• **Work to complete**:
Write out the records below from their first line down to the line containing "pet-name: Nataelo: [135, 613, 235, 645]", including both of those lines.
##### Stored data #####
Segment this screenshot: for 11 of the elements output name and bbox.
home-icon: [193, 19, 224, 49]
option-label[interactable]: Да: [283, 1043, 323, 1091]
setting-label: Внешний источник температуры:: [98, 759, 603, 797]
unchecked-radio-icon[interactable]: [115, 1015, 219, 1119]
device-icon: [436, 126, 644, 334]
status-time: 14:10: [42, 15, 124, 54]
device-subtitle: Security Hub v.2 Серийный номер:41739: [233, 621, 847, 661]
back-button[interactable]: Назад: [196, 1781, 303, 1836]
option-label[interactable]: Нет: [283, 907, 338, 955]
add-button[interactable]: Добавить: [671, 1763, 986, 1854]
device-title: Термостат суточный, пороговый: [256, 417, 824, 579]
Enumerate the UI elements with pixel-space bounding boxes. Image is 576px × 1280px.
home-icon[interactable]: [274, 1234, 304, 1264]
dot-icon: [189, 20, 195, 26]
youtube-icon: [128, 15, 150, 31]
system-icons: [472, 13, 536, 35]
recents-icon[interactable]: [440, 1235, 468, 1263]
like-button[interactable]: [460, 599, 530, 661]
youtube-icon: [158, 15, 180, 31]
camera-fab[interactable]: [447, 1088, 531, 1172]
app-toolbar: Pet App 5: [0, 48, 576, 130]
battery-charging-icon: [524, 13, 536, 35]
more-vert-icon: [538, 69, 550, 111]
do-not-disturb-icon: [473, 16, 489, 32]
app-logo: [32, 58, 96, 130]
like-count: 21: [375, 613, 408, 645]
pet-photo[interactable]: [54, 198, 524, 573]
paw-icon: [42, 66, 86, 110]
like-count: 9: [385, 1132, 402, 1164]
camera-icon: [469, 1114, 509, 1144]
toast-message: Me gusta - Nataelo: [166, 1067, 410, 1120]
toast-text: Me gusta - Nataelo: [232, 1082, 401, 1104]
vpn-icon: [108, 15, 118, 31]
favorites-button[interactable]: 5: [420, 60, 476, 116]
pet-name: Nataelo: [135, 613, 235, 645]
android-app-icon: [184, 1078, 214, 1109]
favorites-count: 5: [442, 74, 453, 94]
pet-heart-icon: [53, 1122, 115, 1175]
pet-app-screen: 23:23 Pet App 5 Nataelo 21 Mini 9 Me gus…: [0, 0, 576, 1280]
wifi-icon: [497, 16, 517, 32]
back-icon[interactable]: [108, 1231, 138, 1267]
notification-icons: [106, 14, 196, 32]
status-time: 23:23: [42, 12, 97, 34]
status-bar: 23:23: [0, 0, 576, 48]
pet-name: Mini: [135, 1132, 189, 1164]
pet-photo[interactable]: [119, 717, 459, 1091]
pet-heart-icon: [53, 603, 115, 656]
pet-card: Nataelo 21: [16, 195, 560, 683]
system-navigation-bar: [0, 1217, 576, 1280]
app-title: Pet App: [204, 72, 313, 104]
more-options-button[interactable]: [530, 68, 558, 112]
#####
• **The response**:
Segment this screenshot: for 11 of the elements output name and bbox.
home-icon: [193, 19, 224, 49]
option-label[interactable]: Да: [283, 1043, 323, 1091]
setting-label: Внешний источник температуры:: [98, 759, 603, 797]
unchecked-radio-icon[interactable]: [115, 1015, 219, 1119]
device-icon: [436, 126, 644, 334]
status-time: 14:10: [42, 15, 124, 54]
device-subtitle: Security Hub v.2 Серийный номер:41739: [233, 621, 847, 661]
back-button[interactable]: Назад: [196, 1781, 303, 1836]
option-label[interactable]: Нет: [283, 907, 338, 955]
add-button[interactable]: Добавить: [671, 1763, 986, 1854]
device-title: Термостат суточный, пороговый: [256, 417, 824, 579]
Enumerate the UI elements with pixel-space bounding boxes. Image is 576px × 1280px.
home-icon[interactable]: [274, 1234, 304, 1264]
dot-icon: [189, 20, 195, 26]
youtube-icon: [128, 15, 150, 31]
system-icons: [472, 13, 536, 35]
recents-icon[interactable]: [440, 1235, 468, 1263]
like-button[interactable]: [460, 599, 530, 661]
youtube-icon: [158, 15, 180, 31]
camera-fab[interactable]: [447, 1088, 531, 1172]
app-toolbar: Pet App 5: [0, 48, 576, 130]
battery-charging-icon: [524, 13, 536, 35]
more-vert-icon: [538, 69, 550, 111]
do-not-disturb-icon: [473, 16, 489, 32]
app-logo: [32, 58, 96, 130]
like-count: 21: [375, 613, 408, 645]
pet-photo[interactable]: [54, 198, 524, 573]
paw-icon: [42, 66, 86, 110]
like-count: 9: [385, 1132, 402, 1164]
camera-icon: [469, 1114, 509, 1144]
toast-message: Me gusta - Nataelo: [166, 1067, 410, 1120]
toast-text: Me gusta - Nataelo: [232, 1082, 401, 1104]
vpn-icon: [108, 15, 118, 31]
favorites-button[interactable]: 5: [420, 60, 476, 116]
pet-name: Nataelo: [135, 613, 235, 645]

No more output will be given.